Tally the lines in the following entries that include the word "will"; state only the total.

□ □ □ □

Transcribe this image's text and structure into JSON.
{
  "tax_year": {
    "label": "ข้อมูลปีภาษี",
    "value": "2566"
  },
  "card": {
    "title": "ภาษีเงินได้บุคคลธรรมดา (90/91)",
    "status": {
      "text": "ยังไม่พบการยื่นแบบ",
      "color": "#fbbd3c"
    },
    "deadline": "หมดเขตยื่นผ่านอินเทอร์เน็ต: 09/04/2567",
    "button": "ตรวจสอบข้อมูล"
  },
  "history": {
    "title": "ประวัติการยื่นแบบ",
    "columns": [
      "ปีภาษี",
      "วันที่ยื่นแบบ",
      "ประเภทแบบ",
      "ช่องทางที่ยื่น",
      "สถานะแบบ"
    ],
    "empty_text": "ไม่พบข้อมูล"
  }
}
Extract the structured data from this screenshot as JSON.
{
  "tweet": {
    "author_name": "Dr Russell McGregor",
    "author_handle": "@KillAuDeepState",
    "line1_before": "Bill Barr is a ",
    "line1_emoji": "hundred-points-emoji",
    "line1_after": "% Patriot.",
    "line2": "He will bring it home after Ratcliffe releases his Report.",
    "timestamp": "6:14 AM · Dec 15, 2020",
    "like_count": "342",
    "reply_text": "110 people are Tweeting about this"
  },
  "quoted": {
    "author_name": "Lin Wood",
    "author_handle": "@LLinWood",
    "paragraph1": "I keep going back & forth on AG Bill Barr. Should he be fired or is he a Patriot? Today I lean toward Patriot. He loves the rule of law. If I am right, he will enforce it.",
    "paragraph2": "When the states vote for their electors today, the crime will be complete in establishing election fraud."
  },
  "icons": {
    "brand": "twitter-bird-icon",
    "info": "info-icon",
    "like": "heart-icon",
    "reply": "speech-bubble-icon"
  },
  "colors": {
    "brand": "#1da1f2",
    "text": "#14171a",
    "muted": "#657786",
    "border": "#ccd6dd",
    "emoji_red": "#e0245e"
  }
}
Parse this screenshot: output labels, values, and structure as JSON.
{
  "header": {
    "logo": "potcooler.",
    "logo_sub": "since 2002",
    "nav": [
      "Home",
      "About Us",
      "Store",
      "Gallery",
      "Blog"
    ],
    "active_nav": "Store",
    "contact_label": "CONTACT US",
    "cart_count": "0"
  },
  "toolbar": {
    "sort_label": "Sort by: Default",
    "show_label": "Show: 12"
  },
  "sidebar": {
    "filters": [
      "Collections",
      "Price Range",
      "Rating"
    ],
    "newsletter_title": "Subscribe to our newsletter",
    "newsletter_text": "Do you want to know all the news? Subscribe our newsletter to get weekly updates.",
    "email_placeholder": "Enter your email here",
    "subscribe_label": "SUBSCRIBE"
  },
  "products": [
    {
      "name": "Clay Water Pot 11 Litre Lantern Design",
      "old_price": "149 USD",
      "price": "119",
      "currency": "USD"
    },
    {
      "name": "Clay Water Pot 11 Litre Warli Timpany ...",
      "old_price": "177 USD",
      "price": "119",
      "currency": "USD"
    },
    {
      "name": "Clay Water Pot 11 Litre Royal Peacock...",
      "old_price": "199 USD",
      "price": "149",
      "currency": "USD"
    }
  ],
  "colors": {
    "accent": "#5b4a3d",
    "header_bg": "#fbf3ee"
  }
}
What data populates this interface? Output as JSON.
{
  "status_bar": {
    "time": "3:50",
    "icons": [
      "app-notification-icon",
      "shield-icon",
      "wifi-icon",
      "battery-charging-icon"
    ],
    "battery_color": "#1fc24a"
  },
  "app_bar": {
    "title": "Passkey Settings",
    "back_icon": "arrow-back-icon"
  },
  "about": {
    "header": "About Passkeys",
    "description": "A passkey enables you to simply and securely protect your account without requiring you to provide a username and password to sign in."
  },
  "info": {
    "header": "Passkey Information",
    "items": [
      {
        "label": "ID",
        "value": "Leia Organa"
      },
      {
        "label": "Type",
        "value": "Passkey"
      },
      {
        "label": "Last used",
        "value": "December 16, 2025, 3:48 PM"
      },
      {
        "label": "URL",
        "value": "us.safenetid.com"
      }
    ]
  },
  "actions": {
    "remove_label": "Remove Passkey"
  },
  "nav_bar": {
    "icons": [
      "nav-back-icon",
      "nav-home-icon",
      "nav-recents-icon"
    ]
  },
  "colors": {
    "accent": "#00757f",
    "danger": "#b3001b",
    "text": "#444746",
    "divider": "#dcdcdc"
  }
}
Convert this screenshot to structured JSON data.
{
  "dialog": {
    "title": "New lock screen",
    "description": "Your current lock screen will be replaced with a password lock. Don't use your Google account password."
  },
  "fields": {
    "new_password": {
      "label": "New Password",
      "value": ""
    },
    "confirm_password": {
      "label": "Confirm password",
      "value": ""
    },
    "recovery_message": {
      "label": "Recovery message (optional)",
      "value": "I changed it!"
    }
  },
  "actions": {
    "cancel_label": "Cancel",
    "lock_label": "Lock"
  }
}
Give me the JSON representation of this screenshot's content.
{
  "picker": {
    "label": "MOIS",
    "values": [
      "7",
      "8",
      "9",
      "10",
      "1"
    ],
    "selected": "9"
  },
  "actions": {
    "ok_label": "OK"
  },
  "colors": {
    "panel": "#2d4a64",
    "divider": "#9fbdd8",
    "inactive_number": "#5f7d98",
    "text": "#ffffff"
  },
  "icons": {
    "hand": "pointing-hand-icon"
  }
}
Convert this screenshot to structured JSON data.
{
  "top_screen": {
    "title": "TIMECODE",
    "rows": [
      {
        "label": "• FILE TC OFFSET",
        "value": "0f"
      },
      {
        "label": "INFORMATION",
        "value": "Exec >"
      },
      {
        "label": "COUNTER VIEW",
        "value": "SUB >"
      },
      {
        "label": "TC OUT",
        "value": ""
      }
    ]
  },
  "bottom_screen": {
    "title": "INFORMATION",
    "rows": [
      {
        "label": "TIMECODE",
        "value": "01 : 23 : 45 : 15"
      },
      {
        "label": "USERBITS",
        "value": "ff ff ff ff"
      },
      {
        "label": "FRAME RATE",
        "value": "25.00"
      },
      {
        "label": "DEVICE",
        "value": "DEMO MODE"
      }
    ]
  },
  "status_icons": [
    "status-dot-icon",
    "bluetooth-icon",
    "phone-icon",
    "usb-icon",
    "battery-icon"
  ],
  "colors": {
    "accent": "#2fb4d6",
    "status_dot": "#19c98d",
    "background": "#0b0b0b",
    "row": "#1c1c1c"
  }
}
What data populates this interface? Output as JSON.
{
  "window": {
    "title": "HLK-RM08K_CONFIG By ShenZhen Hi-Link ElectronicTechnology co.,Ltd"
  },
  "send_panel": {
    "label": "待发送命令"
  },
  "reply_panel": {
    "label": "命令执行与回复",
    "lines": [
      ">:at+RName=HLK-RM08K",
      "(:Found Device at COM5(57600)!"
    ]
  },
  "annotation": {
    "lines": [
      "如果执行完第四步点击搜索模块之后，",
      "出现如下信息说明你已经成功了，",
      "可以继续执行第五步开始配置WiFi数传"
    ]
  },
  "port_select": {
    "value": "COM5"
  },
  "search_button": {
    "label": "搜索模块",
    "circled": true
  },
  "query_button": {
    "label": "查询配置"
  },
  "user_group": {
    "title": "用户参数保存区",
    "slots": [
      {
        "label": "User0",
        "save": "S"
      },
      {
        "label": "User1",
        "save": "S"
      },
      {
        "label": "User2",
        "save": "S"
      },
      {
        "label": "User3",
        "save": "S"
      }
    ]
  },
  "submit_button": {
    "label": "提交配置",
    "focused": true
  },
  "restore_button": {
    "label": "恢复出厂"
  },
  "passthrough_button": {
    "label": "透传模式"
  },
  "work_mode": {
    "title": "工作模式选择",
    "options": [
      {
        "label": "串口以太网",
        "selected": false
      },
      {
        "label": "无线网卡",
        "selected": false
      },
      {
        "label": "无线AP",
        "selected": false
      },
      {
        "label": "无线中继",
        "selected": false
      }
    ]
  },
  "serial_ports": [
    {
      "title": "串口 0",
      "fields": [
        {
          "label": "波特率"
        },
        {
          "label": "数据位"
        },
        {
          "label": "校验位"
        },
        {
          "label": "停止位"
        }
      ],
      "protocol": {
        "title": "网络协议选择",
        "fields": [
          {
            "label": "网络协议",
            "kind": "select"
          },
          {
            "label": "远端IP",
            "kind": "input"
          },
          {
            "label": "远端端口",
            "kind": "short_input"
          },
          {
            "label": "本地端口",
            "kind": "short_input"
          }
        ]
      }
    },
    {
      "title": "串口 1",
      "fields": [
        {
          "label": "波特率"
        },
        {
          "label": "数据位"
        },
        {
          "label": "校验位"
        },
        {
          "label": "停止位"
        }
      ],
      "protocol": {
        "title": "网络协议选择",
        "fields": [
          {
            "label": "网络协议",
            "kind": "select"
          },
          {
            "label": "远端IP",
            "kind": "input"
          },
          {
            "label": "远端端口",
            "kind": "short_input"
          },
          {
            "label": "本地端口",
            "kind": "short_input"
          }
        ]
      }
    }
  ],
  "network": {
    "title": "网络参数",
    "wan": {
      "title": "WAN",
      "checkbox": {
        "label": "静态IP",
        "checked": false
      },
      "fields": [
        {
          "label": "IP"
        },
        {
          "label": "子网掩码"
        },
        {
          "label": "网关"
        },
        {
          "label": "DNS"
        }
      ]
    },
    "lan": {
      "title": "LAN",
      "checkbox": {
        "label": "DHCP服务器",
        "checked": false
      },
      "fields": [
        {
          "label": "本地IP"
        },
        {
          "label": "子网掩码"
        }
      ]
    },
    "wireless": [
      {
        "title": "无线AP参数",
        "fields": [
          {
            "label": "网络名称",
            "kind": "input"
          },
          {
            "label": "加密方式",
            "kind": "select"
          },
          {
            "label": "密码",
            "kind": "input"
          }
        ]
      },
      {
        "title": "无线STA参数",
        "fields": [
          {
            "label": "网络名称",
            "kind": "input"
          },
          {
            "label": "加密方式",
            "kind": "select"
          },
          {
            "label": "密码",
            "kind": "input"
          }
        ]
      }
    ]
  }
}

□ □ □ □

-- EXERCISE OUTPUT --
4